Stored records
Start
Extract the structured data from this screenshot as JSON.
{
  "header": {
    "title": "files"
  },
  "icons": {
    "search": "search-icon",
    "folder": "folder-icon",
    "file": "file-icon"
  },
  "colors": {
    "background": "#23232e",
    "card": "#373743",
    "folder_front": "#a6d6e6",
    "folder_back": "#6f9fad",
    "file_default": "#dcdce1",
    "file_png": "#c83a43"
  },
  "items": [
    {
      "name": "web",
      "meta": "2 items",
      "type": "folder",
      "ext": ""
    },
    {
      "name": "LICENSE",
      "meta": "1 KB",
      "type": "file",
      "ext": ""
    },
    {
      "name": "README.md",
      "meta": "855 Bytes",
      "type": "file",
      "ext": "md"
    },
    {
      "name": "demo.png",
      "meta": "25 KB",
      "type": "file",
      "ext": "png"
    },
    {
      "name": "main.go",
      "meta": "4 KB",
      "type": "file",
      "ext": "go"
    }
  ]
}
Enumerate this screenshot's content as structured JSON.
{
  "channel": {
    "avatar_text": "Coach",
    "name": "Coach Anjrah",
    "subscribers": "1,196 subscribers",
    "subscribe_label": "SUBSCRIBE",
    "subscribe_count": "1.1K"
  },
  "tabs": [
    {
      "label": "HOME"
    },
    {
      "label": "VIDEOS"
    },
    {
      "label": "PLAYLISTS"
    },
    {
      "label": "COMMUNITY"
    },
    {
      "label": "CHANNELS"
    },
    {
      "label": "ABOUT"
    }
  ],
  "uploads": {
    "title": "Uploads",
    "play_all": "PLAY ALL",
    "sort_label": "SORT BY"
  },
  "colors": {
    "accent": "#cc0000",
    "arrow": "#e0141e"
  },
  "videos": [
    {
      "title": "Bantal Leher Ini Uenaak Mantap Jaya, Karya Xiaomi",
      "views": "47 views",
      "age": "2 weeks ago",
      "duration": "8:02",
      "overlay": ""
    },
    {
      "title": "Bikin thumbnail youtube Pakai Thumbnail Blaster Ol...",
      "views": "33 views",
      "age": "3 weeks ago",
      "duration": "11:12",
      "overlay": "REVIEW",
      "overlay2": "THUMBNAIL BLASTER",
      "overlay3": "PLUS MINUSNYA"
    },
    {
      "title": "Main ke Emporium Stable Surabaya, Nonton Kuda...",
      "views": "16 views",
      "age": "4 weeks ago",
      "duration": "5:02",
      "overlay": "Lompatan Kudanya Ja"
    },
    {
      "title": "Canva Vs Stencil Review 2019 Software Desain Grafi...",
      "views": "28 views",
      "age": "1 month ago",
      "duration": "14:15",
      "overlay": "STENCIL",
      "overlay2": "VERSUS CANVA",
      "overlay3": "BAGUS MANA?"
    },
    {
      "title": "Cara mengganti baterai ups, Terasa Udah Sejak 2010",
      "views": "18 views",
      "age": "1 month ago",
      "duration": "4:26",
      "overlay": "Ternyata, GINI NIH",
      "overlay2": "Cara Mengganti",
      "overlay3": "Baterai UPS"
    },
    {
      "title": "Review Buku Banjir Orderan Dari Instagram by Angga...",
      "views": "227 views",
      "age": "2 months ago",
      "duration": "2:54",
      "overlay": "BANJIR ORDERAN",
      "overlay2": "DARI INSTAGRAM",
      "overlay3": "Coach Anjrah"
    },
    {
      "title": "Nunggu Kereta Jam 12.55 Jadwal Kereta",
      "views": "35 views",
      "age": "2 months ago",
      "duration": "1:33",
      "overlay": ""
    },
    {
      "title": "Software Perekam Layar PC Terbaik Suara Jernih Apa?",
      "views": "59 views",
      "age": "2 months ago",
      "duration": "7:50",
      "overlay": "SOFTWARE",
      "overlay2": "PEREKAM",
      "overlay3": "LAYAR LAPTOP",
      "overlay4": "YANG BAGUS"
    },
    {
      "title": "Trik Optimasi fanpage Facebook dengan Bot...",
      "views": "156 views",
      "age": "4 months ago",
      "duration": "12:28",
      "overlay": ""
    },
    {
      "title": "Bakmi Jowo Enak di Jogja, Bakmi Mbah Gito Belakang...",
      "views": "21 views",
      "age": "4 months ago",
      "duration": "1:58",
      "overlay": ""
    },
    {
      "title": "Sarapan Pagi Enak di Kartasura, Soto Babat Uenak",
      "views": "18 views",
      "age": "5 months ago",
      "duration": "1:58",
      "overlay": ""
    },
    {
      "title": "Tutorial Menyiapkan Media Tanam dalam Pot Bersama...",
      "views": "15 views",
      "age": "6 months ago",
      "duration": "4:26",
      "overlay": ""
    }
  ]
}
End
▶ Short exercise
Each line above is to be repeated exactly.

▶ Task solution
Extract the structured data from this screenshot as JSON.
{
  "header": {
    "title": "files"
  },
  "icons": {
    "search": "search-icon",
    "folder": "folder-icon",
    "file": "file-icon"
  },
  "colors": {
    "background": "#23232e",
    "card": "#373743",
    "folder_front": "#a6d6e6",
    "folder_back": "#6f9fad",
    "file_default": "#dcdce1",
    "file_png": "#c83a43"
  },
  "items": [
    {
      "name": "web",
      "meta": "2 items",
      "type": "folder",
      "ext": ""
    },
    {
      "name": "LICENSE",
      "meta": "1 KB",
      "type": "file",
      "ext": ""
    },
    {
      "name": "README.md",
      "meta": "855 Bytes",
      "type": "file",
      "ext": "md"
    },
    {
      "name": "demo.png",
      "meta": "25 KB",
      "type": "file",
      "ext": "png"
    },
    {
      "name": "main.go",
      "meta": "4 KB",
      "type": "file",
      "ext": "go"
    }
  ]
}
Enumerate this screenshot's content as structured JSON.
{
  "channel": {
    "avatar_text": "Coach",
    "name": "Coach Anjrah",
    "subscribers": "1,196 subscribers",
    "subscribe_label": "SUBSCRIBE",
    "subscribe_count": "1.1K"
  },
  "tabs": [
    {
      "label": "HOME"
    },
    {
      "label": "VIDEOS"
    },
    {
      "label": "PLAYLISTS"
    },
    {
      "label": "COMMUNITY"
    },
    {
      "label": "CHANNELS"
    },
    {
      "label": "ABOUT"
    }
  ],
  "uploads": {
    "title": "Uploads",
    "play_all": "PLAY ALL",
    "sort_label": "SORT BY"
  },
  "colors": {
    "accent": "#cc0000",
    "arrow": "#e0141e"
  },
  "videos": [
    {
      "title": "Bantal Leher Ini Uenaak Mantap Jaya, Karya Xiaomi",
      "views": "47 views",
      "age": "2 weeks ago",
      "duration": "8:02",
      "overlay": ""
    },
    {
      "title": "Bikin thumbnail youtube Pakai Thumbnail Blaster Ol...",
      "views": "33 views",
      "age": "3 weeks ago",
      "duration": "11:12",
      "overlay": "REVIEW",
      "overlay2": "THUMBNAIL BLASTER",
      "overlay3": "PLUS MINUSNYA"
    },
    {
      "title": "Main ke Emporium Stable Surabaya, Nonton Kuda...",
      "views": "16 views",
      "age": "4 weeks ago",
      "duration": "5:02",
      "overlay": "Lompatan Kudanya Ja"
    },
    {
      "title": "Canva Vs Stencil Review 2019 Software Desain Grafi...",
      "views": "28 views",
      "age": "1 month ago",
      "duration": "14:15",
      "overlay": "STENCIL",
      "overlay2": "VERSUS CANVA",
      "overlay3": "BAGUS MANA?"
    },
    {
      "title": "Cara mengganti baterai ups, Terasa Udah Sejak 2010",
      "views": "18 views",
      "age": "1 month ago",
      "duration": "4:26",
      "overlay": "Ternyata, GINI NIH",
      "overlay2": "Cara Mengganti",
      "overlay3": "Baterai UPS"
    },
    {
      "title": "Review Buku Banjir Orderan Dari Instagram by Angga...",
      "views": "227 views",
      "age": "2 months ago",
      "duration": "2:54",
      "overlay": "BANJIR ORDERAN",
      "overlay2": "DARI INSTAGRAM",
      "overlay3": "Coach Anjrah"
    },
    {
      "title": "Nunggu Kereta Jam 12.55 Jadwal Kereta",
      "views": "35 views",
      "age": "2 months ago",
      "duration": "1:33",
      "overlay": ""
    },
    {
      "title": "Software Perekam Layar PC Terbaik Suara Jernih Apa?",
      "views": "59 views",
      "age": "2 months ago",
      "duration": "7:50",
      "overlay": "SOFTWARE",
      "overlay2": "PEREKAM",
      "overlay3": "LAYAR LAPTOP",
      "overlay4": "YANG BAGUS"
    },
    {
      "title": "Trik Optimasi fanpage Facebook dengan Bot...",
      "views": "156 views",
      "age": "4 months ago",
      "duration": "12:28",
      "overlay": ""
    },
    {
      "title": "Bakmi Jowo Enak di Jogja, Bakmi Mbah Gito Belakang...",
      "views": "21 views",
      "age": "4 months ago",
      "duration": "1:58",
      "overlay": ""
    },
    {
      "title": "Sarapan Pagi Enak di Kartasura, Soto Babat Uenak",
      "views": "18 views",
      "age": "5 months ago",
      "duration": "1:58",
      "overlay": ""
    },
    {
      "title": "Tutorial Menyiapkan Media Tanam dalam Pot Bersama...",
      "views": "15 views",
      "age": "6 months ago",
      "duration": "4:26",
      "overlay": ""
    }
  ]
}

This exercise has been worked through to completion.